- [WHAT IS BEING ASKED] Copy each line exactly. Leave nothing out.

Dataset rows about figures:
(begin)
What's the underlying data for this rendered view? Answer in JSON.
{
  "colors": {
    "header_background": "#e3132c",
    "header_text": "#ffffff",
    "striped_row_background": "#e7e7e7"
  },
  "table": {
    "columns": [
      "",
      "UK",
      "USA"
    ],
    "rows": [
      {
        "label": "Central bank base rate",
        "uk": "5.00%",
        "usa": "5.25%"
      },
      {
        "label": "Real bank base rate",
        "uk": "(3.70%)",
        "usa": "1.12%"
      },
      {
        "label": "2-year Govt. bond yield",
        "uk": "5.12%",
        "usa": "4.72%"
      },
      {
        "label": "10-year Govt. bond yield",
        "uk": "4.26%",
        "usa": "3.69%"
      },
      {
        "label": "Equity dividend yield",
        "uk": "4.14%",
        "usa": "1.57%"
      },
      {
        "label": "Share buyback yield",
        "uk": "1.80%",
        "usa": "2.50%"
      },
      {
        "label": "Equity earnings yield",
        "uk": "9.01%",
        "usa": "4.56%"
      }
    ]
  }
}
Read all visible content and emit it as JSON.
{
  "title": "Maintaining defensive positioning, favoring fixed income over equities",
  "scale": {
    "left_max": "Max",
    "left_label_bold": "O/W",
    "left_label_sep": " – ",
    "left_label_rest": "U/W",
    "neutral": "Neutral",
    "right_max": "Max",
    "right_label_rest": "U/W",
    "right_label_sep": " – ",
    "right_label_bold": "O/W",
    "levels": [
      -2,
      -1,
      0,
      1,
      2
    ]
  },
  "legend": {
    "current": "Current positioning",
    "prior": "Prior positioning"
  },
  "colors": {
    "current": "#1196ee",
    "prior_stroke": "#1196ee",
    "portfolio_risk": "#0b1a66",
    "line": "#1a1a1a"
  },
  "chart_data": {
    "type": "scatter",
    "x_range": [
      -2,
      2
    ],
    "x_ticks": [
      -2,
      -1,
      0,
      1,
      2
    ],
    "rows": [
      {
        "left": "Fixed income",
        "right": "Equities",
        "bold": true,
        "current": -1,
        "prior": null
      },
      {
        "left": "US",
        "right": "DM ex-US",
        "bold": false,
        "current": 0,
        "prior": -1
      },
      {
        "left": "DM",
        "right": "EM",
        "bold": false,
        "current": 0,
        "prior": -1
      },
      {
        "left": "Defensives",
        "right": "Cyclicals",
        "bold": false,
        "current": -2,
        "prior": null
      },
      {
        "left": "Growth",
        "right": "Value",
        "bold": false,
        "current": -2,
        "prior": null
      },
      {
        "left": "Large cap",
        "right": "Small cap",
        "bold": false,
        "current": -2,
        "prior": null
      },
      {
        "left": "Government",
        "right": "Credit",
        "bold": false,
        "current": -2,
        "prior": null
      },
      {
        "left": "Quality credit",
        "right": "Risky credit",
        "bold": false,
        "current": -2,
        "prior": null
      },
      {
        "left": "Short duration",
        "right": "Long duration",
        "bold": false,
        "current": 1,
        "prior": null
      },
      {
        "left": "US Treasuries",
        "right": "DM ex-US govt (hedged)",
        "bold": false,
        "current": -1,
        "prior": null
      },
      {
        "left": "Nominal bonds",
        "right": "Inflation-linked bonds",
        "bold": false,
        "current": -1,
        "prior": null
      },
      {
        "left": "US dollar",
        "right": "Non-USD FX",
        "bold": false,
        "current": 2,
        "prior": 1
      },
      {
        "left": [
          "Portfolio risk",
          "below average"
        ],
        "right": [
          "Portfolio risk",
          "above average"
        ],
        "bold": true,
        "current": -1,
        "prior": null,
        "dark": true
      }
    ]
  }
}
(end)
- [EXERCISE RESPONSE]
What's the underlying data for this rendered view? Answer in JSON.
{
  "colors": {
    "header_background": "#e3132c",
    "header_text": "#ffffff",
    "striped_row_background": "#e7e7e7"
  },
  "table": {
    "columns": [
      "",
      "UK",
      "USA"
    ],
    "rows": [
      {
        "label": "Central bank base rate",
        "uk": "5.00%",
        "usa": "5.25%"
      },
      {
        "label": "Real bank base rate",
        "uk": "(3.70%)",
        "usa": "1.12%"
      },
      {
        "label": "2-year Govt. bond yield",
        "uk": "5.12%",
        "usa": "4.72%"
      },
      {
        "label": "10-year Govt. bond yield",
        "uk": "4.26%",
        "usa": "3.69%"
      },
      {
        "label": "Equity dividend yield",
        "uk": "4.14%",
        "usa": "1.57%"
      },
      {
        "label": "Share buyback yield",
        "uk": "1.80%",
        "usa": "2.50%"
      },
      {
        "label": "Equity earnings yield",
        "uk": "9.01%",
        "usa": "4.56%"
      }
    ]
  }
}
Read all visible content and emit it as JSON.
{
  "title": "Maintaining defensive positioning, favoring fixed income over equities",
  "scale": {
    "left_max": "Max",
    "left_label_bold": "O/W",
    "left_label_sep": " – ",
    "left_label_rest": "U/W",
    "neutral": "Neutral",
    "right_max": "Max",
    "right_label_rest": "U/W",
    "right_label_sep": " – ",
    "right_label_bold": "O/W",
    "levels": [
      -2,
      -1,
      0,
      1,
      2
    ]
  },
  "legend": {
    "current": "Current positioning",
    "prior": "Prior positioning"
  },
  "colors": {
    "current": "#1196ee",
    "prior_stroke": "#1196ee",
    "portfolio_risk": "#0b1a66",
    "line": "#1a1a1a"
  },
  "chart_data": {
    "type": "scatter",
    "x_range": [
      -2,
      2
    ],
    "x_ticks": [
      -2,
      -1,
      0,
      1,
      2
    ],
    "rows": [
      {
        "left": "Fixed income",
        "right": "Equities",
        "bold": true,
        "current": -1,
        "prior": null
      },
      {
        "left": "US",
        "right": "DM ex-US",
        "bold": false,
        "current": 0,
        "prior": -1
      },
      {
        "left": "DM",
        "right": "EM",
        "bold": false,
        "current": 0,
        "prior": -1
      },
      {
        "left": "Defensives",
        "right": "Cyclicals",
        "bold": false,
        "current": -2,
        "prior": null
      },
      {
        "left": "Growth",
        "right": "Value",
        "bold": false,
        "current": -2,
        "prior": null
      },
      {
        "left": "Large cap",
        "right": "Small cap",
        "bold": false,
        "current": -2,
        "prior": null
      },
      {
        "left": "Government",
        "right": "Credit",
        "bold": false,
        "current": -2,
        "prior": null
      },
      {
        "left": "Quality credit",
        "right": "Risky credit",
        "bold": false,
        "current": -2,
        "prior": null
      },
      {
        "left": "Short duration",
        "right": "Long duration",
        "bold": false,
        "current": 1,
        "prior": null
      },
      {
        "left": "US Treasuries",
        "right": "DM ex-US govt (hedged)",
        "bold": false,
        "current": -1,
        "prior": null
      },
      {
        "left": "Nominal bonds",
        "right": "Inflation-linked bonds",
        "bold": false,
        "current": -1,
        "prior": null
      },
      {
        "left": "US dollar",
        "right": "Non-USD FX",
        "bold": false,
        "current": 2,
        "prior": 1
      },
      {
        "left": [
          "Portfolio risk",
          "below average"
        ],
        "right": [
          "Portfolio risk",
          "above average"
        ],
        "bold": true,
        "current": -1,
        "prior": null,
        "dark": true
      }
    ]
  }
}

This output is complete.